INSTRUCTION — Could you give the data below again, exactly and completely?

PROVIDED DATA —
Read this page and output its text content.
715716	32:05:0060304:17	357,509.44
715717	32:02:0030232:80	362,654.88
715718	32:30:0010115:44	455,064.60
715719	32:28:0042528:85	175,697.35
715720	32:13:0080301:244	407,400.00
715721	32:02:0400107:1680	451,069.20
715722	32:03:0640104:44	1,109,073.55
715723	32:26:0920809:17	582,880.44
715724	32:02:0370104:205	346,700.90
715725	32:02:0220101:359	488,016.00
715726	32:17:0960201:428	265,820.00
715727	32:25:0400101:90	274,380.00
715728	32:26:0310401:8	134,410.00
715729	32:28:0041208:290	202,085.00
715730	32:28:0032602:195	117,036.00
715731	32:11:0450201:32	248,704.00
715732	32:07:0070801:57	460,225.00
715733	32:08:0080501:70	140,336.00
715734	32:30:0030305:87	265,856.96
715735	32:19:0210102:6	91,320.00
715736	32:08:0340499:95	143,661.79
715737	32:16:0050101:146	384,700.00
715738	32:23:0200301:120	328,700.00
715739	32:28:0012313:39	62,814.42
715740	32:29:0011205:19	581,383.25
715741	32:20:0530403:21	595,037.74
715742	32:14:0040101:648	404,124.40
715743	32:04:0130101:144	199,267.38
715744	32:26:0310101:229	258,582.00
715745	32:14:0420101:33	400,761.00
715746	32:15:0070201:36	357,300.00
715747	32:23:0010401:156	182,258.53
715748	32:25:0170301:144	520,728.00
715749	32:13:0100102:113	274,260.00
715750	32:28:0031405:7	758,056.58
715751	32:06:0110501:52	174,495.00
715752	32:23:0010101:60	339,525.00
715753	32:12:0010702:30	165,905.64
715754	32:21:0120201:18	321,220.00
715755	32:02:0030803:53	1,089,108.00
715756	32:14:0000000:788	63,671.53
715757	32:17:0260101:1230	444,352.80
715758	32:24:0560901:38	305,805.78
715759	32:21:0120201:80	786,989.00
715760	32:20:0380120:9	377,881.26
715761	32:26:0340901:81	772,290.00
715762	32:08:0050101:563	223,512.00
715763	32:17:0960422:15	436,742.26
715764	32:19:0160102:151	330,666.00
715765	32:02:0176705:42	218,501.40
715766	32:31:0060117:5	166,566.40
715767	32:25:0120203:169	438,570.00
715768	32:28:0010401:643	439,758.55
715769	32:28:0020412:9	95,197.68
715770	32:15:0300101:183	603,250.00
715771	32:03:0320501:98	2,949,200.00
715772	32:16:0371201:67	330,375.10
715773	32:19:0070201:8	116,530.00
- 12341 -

OUTPUT FOR THIS EXERCISE —
Read this page and output its text content.
715716	32:05:0060304:17	357,509.44
715717	32:02:0030232:80	362,654.88
715718	32:30:0010115:44	455,064.60
715719	32:28:0042528:85	175,697.35
715720	32:13:0080301:244	407,400.00
715721	32:02:0400107:1680	451,069.20
715722	32:03:0640104:44	1,109,073.55
715723	32:26:0920809:17	582,880.44
715724	32:02:0370104:205	346,700.90
715725	32:02:0220101:359	488,016.00
715726	32:17:0960201:428	265,820.00
715727	32:25:0400101:90	274,380.00
715728	32:26:0310401:8	134,410.00
715729	32:28:0041208:290	202,085.00
715730	32:28:0032602:195	117,036.00
715731	32:11:0450201:32	248,704.00
715732	32:07:0070801:57	460,225.00
715733	32:08:0080501:70	140,336.00
715734	32:30:0030305:87	265,856.96
715735	32:19:0210102:6	91,320.00
715736	32:08:0340499:95	143,661.79
715737	32:16:0050101:146	384,700.00
715738	32:23:0200301:120	328,700.00
715739	32:28:0012313:39	62,814.42
715740	32:29:0011205:19	581,383.25
715741	32:20:0530403:21	595,037.74
715742	32:14:0040101:648	404,124.40
715743	32:04:0130101:144	199,267.38
715744	32:26:0310101:229	258,582.00
715745	32:14:0420101:33	400,761.00
715746	32:15:0070201:36	357,300.00
715747	32:23:0010401:156	182,258.53
715748	32:25:0170301:144	520,728.00
715749	32:13:0100102:113	274,260.00
715750	32:28:0031405:7	758,056.58
715751	32:06:0110501:52	174,495.00
715752	32:23:0010101:60	339,525.00
715753	32:12:0010702:30	165,905.64
715754	32:21:0120201:18	321,220.00
715755	32:02:0030803:53	1,089,108.00
715756	32:14:0000000:788	63,671.53
715757	32:17:0260101:1230	444,352.80
715758	32:24:0560901:38	305,805.78
715759	32:21:0120201:80	786,989.00
715760	32:20:0380120:9	377,881.26
715761	32:26:0340901:81	772,290.00
715762	32:08:0050101:563	223,512.00
715763	32:17:0960422:15	436,742.26
715764	32:19:0160102:151	330,666.00
715765	32:02:0176705:42	218,501.40
715766	32:31:0060117:5	166,566.40
715767	32:25:0120203:169	438,570.00
715768	32:28:0010401:643	439,758.55
715769	32:28:0020412:9	95,197.68
715770	32:15:0300101:183	603,250.00
715771	32:03:0320501:98	2,949,200.00
715772	32:16:0371201:67	330,375.10
715773	32:19:0070201:8	116,530.00
- 12341 -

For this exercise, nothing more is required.